▸ Aim of the task:
Please print the full listing exactly.

+++ Dataset rows

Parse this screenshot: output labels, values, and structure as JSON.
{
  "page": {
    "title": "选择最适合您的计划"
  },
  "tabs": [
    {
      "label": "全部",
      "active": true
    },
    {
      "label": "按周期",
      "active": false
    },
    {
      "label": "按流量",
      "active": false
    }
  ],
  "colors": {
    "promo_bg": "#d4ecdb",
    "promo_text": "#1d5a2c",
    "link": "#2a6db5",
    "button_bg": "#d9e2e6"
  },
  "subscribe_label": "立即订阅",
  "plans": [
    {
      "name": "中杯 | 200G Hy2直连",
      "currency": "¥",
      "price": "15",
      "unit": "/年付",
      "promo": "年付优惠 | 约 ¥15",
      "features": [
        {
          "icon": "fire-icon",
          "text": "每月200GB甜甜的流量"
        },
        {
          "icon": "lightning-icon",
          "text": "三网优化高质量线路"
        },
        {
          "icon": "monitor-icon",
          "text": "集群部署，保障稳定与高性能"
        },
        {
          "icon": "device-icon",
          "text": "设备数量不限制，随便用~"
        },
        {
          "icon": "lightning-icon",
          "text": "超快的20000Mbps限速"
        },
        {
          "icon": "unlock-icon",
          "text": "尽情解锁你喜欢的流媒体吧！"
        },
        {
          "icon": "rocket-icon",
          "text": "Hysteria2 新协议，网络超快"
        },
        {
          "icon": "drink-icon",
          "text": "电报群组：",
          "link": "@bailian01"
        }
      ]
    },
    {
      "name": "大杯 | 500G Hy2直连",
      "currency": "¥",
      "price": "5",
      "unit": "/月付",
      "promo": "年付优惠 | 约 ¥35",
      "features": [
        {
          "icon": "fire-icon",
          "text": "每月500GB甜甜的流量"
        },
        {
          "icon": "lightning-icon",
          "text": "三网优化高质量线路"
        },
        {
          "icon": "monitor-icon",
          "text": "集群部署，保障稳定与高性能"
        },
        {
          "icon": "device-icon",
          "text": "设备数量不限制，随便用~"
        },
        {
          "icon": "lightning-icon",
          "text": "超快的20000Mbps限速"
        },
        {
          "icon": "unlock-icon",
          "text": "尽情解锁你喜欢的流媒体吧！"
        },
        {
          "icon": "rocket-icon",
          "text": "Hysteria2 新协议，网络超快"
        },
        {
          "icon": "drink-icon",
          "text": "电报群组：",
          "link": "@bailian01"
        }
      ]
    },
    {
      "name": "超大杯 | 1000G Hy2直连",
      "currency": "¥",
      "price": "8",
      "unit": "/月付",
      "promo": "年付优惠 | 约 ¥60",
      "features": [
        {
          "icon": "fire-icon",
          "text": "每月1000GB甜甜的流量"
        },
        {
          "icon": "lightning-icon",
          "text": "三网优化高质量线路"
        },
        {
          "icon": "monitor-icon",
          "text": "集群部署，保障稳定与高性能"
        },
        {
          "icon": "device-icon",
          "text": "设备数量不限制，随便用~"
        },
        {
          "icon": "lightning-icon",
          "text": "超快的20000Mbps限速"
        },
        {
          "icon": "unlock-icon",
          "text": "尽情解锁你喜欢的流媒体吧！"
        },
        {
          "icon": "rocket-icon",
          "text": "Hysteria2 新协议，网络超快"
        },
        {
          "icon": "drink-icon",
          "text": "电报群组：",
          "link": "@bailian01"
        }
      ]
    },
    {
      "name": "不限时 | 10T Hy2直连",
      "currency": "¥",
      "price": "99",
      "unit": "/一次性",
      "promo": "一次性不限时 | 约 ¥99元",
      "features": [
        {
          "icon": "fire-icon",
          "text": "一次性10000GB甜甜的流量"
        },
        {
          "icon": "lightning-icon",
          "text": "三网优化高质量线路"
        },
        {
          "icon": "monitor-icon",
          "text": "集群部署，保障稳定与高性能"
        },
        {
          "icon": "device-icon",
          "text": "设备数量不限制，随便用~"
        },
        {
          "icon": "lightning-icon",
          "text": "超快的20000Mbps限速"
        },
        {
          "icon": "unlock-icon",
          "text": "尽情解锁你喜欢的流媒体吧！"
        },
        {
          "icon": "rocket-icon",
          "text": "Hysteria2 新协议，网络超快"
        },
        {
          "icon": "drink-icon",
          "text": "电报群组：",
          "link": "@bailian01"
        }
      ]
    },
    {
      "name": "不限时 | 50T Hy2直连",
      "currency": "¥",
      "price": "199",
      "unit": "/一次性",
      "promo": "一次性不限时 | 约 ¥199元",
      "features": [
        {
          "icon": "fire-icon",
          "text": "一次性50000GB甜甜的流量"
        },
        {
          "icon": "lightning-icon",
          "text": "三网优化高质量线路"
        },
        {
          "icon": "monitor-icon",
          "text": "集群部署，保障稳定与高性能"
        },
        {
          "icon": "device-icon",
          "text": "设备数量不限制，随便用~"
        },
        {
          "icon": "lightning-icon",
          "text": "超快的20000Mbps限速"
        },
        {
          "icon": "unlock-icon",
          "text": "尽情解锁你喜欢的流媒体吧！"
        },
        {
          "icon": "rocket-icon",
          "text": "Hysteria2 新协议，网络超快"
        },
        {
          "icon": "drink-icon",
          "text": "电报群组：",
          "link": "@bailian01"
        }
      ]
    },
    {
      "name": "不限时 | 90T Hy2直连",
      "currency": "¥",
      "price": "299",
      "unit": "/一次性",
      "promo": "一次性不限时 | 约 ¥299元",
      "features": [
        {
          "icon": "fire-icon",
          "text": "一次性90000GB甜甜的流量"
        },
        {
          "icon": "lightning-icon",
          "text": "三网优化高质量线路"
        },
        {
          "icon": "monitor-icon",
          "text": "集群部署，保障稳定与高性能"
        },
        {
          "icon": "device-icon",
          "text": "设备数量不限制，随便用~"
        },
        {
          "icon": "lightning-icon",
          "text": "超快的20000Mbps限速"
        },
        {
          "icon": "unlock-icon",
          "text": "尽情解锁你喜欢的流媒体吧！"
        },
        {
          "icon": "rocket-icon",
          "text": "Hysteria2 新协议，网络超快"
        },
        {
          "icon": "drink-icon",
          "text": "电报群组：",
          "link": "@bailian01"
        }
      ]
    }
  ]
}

++++++

▸ Completed task:
Parse this screenshot: output labels, values, and structure as JSON.
{
  "page": {
    "title": "选择最适合您的计划"
  },
  "tabs": [
    {
      "label": "全部",
      "active": true
    },
    {
      "label": "按周期",
      "active": false
    },
    {
      "label": "按流量",
      "active": false
    }
  ],
  "colors": {
    "promo_bg": "#d4ecdb",
    "promo_text": "#1d5a2c",
    "link": "#2a6db5",
    "button_bg": "#d9e2e6"
  },
  "subscribe_label": "立即订阅",
  "plans": [
    {
      "name": "中杯 | 200G Hy2直连",
      "currency": "¥",
      "price": "15",
      "unit": "/年付",
      "promo": "年付优惠 | 约 ¥15",
      "features": [
        {
          "icon": "fire-icon",
          "text": "每月200GB甜甜的流量"
        },
        {
          "icon": "lightning-icon",
          "text": "三网优化高质量线路"
        },
        {
          "icon": "monitor-icon",
          "text": "集群部署，保障稳定与高性能"
        },
        {
          "icon": "device-icon",
          "text": "设备数量不限制，随便用~"
        },
        {
          "icon": "lightning-icon",
          "text": "超快的20000Mbps限速"
        },
        {
          "icon": "unlock-icon",
          "text": "尽情解锁你喜欢的流媒体吧！"
        },
        {
          "icon": "rocket-icon",
          "text": "Hysteria2 新协议，网络超快"
        },
        {
          "icon": "drink-icon",
          "text": "电报群组：",
          "link": "@bailian01"
        }
      ]
    },
    {
      "name": "大杯 | 500G Hy2直连",
      "currency": "¥",
      "price": "5",
      "unit": "/月付",
      "promo": "年付优惠 | 约 ¥35",
      "features": [
        {
          "icon": "fire-icon",
          "text": "每月500GB甜甜的流量"
        },
        {
          "icon": "lightning-icon",
          "text": "三网优化高质量线路"
        },
        {
          "icon": "monitor-icon",
          "text": "集群部署，保障稳定与高性能"
        },
        {
          "icon": "device-icon",
          "text": "设备数量不限制，随便用~"
        },
        {
          "icon": "lightning-icon",
          "text": "超快的20000Mbps限速"
        },
        {
          "icon": "unlock-icon",
          "text": "尽情解锁你喜欢的流媒体吧！"
        },
        {
          "icon": "rocket-icon",
          "text": "Hysteria2 新协议，网络超快"
        },
        {
          "icon": "drink-icon",
          "text": "电报群组：",
          "link": "@bailian01"
        }
      ]
    },
    {
      "name": "超大杯 | 1000G Hy2直连",
      "currency": "¥",
      "price": "8",
      "unit": "/月付",
      "promo": "年付优惠 | 约 ¥60",
      "features": [
        {
          "icon": "fire-icon",
          "text": "每月1000GB甜甜的流量"
        },
        {
          "icon": "lightning-icon",
          "text": "三网优化高质量线路"
        },
        {
          "icon": "monitor-icon",
          "text": "集群部署，保障稳定与高性能"
        },
        {
          "icon": "device-icon",
          "text": "设备数量不限制，随便用~"
        },
        {
          "icon": "lightning-icon",
          "text": "超快的20000Mbps限速"
        },
        {
          "icon": "unlock-icon",
          "text": "尽情解锁你喜欢的流媒体吧！"
        },
        {
          "icon": "rocket-icon",
          "text": "Hysteria2 新协议，网络超快"
        },
        {
          "icon": "drink-icon",
          "text": "电报群组：",
          "link": "@bailian01"
        }
      ]
    },
    {
      "name": "不限时 | 10T Hy2直连",
      "currency": "¥",
      "price": "99",
      "unit": "/一次性",
      "promo": "一次性不限时 | 约 ¥99元",
      "features": [
        {
          "icon": "fire-icon",
          "text": "一次性10000GB甜甜的流量"
        },
        {
          "icon": "lightning-icon",
          "text": "三网优化高质量线路"
        },
        {
          "icon": "monitor-icon",
          "text": "集群部署，保障稳定与高性能"
        },
        {
          "icon": "device-icon",
          "text": "设备数量不限制，随便用~"
        },
        {
          "icon": "lightning-icon",
          "text": "超快的20000Mbps限速"
        },
        {
          "icon": "unlock-icon",
          "text": "尽情解锁你喜欢的流媒体吧！"
        },
        {
          "icon": "rocket-icon",
          "text": "Hysteria2 新协议，网络超快"
        },
        {
          "icon": "drink-icon",
          "text": "电报群组：",
          "link": "@bailian01"
        }
      ]
    },
    {
      "name": "不限时 | 50T Hy2直连",
      "currency": "¥",
      "price": "199",
      "unit": "/一次性",
      "promo": "一次性不限时 | 约 ¥199元",
      "features": [
        {
          "icon": "fire-icon",
          "text": "一次性50000GB甜甜的流量"
        },
        {
          "icon": "lightning-icon",
          "text": "三网优化高质量线路"
        },
        {
          "icon": "monitor-icon",
          "text": "集群部署，保障稳定与高性能"
        },
        {
          "icon": "device-icon",
          "text": "设备数量不限制，随便用~"
        },
        {
          "icon": "lightning-icon",
          "text": "超快的20000Mbps限速"
        },
        {
          "icon": "unlock-icon",
          "text": "尽情解锁你喜欢的流媒体吧！"
        },
        {
          "icon": "rocket-icon",
          "text": "Hysteria2 新协议，网络超快"
        },
        {
          "icon": "drink-icon",
          "text": "电报群组：",
          "link": "@bailian01"
        }
      ]
    },
    {
      "name": "不限时 | 90T Hy2直连",
      "currency": "¥",
      "price": "299",
      "unit": "/一次性",
      "promo": "一次性不限时 | 约 ¥299元",
      "features": [
        {
          "icon": "fire-icon",
          "text": "一次性90000GB甜甜的流量"
        },
        {
          "icon": "lightning-icon",
          "text": "三网优化高质量线路"
        },
        {
          "icon": "monitor-icon",
          "text": "集群部署，保障稳定与高性能"
        },
        {
          "icon": "device-icon",
          "text": "设备数量不限制，随便用~"
        },
        {
          "icon": "lightning-icon",
          "text": "超快的20000Mbps限速"
        },
        {
          "icon": "unlock-icon",
          "text": "尽情解锁你喜欢的流媒体吧！"
        },
        {
          "icon": "rocket-icon",
          "text": "Hysteria2 新协议，网络超快"
        },
        {
          "icon": "drink-icon",
          "text": "电报群组：",
          "link": "@bailian01"
        }
      ]
    }
  ]
}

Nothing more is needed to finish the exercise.